__EXERCISE AIM__.
Work out how many lines in the entries contain the string "text", and give nothing but that number.

[start of EXERCISE MATERIAL]

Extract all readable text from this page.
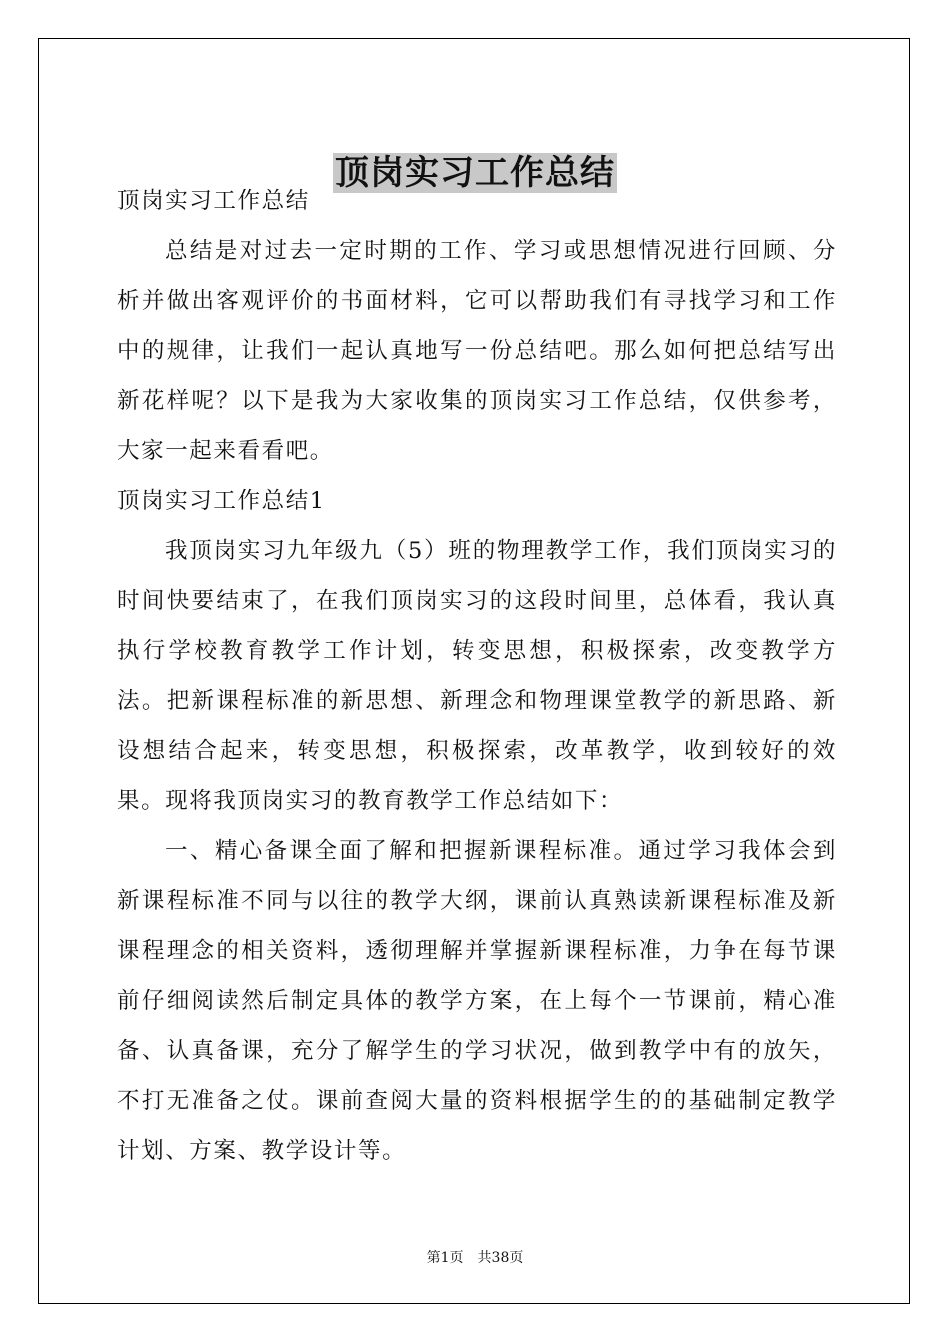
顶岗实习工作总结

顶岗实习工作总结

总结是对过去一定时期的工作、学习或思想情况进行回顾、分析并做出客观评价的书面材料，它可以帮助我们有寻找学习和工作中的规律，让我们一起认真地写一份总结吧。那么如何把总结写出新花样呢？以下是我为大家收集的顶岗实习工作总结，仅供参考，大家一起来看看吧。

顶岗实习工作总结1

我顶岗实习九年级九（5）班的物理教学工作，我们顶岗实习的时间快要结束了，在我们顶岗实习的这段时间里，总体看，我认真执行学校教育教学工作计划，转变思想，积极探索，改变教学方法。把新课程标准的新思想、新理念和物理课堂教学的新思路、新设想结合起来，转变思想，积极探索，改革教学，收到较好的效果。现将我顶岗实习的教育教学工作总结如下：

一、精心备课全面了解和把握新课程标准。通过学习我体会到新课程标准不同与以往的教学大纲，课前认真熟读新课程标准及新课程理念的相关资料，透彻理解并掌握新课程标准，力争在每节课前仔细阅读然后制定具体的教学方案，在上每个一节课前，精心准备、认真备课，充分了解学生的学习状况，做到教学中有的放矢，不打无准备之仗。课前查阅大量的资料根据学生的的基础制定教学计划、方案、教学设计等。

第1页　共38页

[end of EXERCISE MATERIAL]
[start of EXERCISE MATERIAL]

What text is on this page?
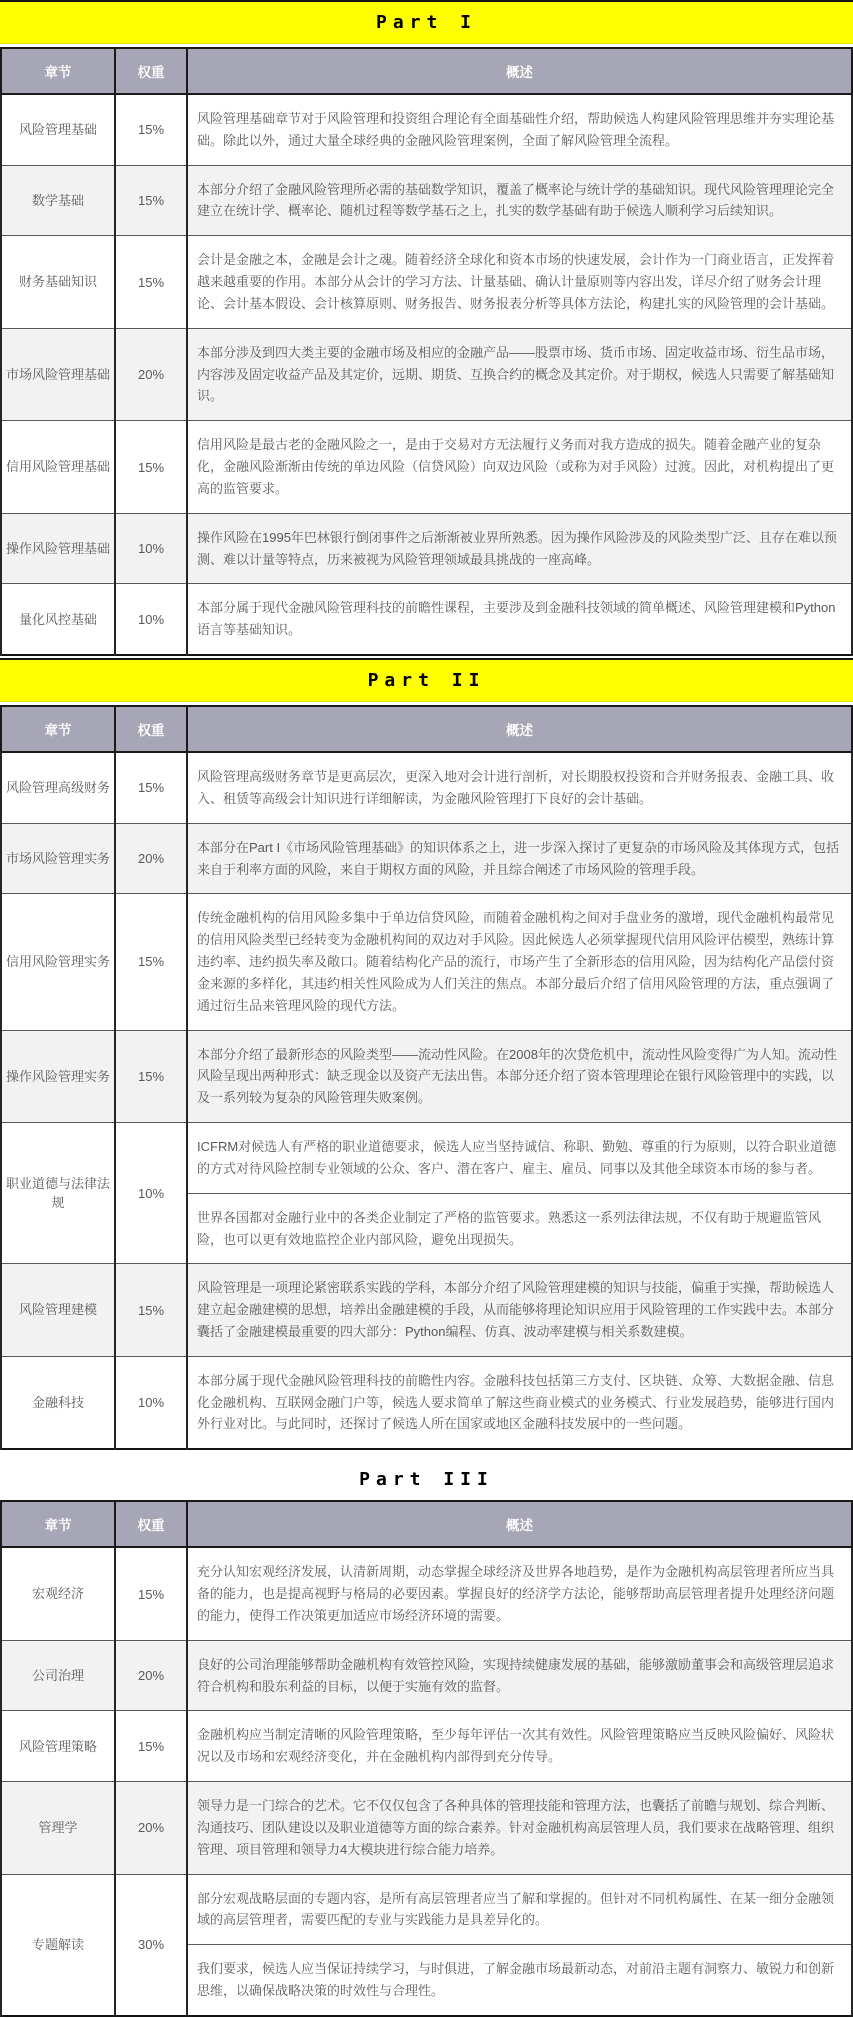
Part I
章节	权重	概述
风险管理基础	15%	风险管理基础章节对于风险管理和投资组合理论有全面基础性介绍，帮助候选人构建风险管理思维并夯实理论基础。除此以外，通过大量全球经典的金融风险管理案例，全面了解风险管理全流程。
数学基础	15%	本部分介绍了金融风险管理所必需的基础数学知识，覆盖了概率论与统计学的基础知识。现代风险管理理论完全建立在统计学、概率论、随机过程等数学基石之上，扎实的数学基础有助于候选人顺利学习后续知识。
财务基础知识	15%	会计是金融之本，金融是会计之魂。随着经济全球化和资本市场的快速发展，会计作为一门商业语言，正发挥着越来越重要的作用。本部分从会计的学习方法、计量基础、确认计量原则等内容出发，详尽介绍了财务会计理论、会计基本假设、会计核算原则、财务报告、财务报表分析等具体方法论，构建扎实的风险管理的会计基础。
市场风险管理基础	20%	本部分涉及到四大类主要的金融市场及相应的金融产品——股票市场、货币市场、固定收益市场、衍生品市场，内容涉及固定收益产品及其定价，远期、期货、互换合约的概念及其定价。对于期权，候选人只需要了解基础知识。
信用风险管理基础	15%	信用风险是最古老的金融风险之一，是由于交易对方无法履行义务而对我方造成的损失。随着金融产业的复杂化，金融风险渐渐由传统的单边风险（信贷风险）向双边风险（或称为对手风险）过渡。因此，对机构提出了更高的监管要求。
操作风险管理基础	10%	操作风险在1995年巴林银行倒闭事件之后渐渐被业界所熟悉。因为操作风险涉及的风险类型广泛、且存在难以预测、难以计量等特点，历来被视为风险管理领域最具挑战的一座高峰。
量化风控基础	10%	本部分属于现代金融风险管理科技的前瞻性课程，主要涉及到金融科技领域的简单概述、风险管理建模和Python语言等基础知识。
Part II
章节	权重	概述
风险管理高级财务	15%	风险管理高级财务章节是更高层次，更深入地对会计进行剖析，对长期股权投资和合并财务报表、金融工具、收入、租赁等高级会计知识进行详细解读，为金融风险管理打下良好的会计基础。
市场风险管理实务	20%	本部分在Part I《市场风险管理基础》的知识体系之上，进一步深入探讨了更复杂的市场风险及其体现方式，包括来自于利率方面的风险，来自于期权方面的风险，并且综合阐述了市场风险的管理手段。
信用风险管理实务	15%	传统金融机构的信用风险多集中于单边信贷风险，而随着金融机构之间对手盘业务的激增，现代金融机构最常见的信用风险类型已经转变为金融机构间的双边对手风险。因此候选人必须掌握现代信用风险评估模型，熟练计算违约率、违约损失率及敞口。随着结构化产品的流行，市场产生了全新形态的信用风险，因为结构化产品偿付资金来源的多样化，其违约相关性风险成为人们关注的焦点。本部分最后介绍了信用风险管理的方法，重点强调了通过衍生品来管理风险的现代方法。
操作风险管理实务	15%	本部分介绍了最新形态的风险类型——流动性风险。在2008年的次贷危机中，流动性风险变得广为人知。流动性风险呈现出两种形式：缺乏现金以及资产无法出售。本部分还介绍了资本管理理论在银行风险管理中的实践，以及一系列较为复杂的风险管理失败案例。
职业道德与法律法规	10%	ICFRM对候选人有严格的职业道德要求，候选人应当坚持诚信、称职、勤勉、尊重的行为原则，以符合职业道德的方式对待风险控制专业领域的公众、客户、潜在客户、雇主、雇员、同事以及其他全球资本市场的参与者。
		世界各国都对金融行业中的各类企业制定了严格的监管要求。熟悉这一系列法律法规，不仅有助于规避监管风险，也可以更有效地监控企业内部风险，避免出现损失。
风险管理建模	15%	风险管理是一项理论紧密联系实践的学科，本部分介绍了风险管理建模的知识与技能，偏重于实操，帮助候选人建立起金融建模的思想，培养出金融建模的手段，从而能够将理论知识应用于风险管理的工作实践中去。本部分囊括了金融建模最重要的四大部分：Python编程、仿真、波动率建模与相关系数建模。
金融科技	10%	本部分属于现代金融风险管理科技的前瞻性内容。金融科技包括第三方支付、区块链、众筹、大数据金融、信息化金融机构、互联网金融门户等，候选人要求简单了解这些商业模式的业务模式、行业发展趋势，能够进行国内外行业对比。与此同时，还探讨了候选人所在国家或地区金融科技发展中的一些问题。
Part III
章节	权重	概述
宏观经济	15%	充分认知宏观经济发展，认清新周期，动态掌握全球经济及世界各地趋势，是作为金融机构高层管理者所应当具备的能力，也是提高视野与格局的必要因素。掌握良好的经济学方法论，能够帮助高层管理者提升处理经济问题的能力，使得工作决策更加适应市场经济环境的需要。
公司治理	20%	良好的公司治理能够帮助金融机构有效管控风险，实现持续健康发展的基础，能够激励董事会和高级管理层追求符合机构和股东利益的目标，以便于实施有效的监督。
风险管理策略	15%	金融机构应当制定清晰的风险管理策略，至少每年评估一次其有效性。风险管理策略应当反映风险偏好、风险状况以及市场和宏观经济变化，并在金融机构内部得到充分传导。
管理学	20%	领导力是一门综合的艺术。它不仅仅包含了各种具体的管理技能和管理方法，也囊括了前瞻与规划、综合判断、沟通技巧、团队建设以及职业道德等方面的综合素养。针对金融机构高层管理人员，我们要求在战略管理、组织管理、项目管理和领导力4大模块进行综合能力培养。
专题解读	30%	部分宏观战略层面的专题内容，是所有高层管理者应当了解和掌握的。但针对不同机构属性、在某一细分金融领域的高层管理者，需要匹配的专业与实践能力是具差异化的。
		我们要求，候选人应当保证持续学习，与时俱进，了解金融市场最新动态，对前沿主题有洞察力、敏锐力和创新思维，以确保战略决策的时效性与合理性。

[end of EXERCISE MATERIAL]

__RESULT FOR THIS EXERCISE__.
2